| Exercise |
Copy every line of the records below that holds the word "private".
[Begin Dataset excerpts]
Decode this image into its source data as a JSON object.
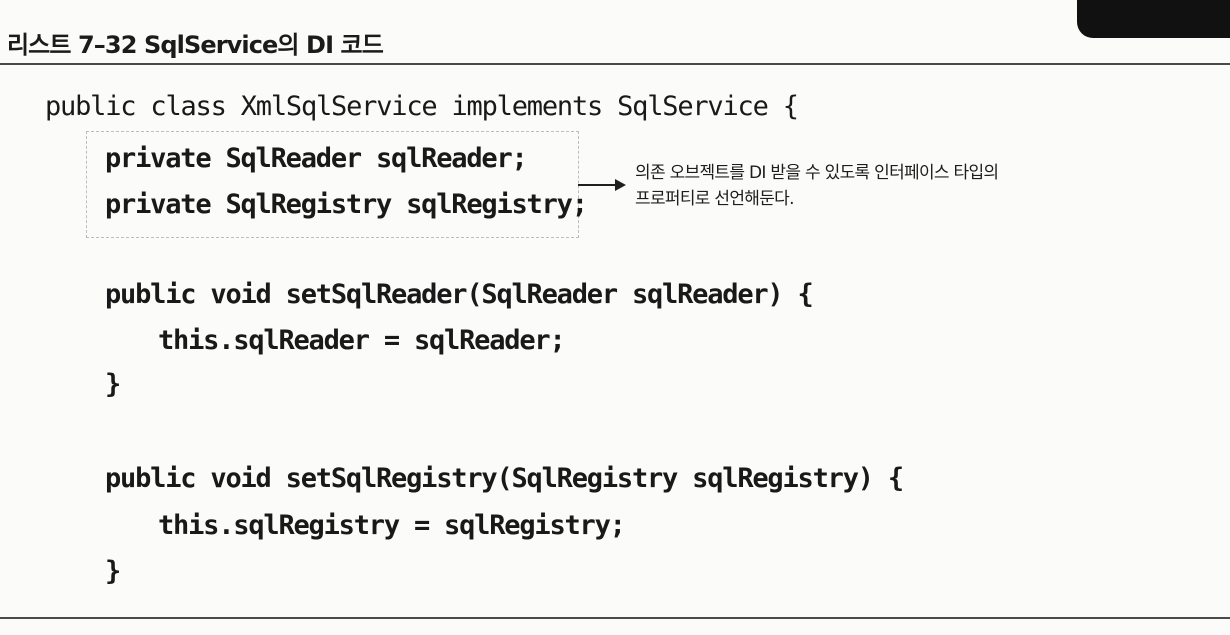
{
  "listing": {
    "title": "리스트 7–32 SqlService의 DI 코드"
  },
  "code": {
    "line1": "public class XmlSqlService implements SqlService {",
    "line2": "private SqlReader sqlReader;",
    "line3": "private SqlRegistry sqlRegistry;",
    "line4": "public void setSqlReader(SqlReader sqlReader) {",
    "line5": "this.sqlReader = sqlReader;",
    "line6": "}",
    "line7": "public void setSqlRegistry(SqlRegistry sqlRegistry) {",
    "line8": "this.sqlRegistry = sqlRegistry;",
    "line9": "}"
  },
  "annotation": {
    "line1": "의존 오브젝트를 DI 받을 수 있도록 인터페이스 타입의",
    "line2": "프로퍼티로 선언해둔다."
  },
  "colors": {
    "background": "#fbfbfa",
    "text": "#161616",
    "rule": "#4a4a4a",
    "dashed_border": "#bdbdbd",
    "corner_shape": "#111111"
  },
  "icons": {
    "annotation_arrow": "right-arrow-icon"
  }
}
[End Dataset excerpts]
| Final answer |
    "line2": "private SqlReader sqlReader;",
    "line3": "private SqlRegistry sqlRegistry;",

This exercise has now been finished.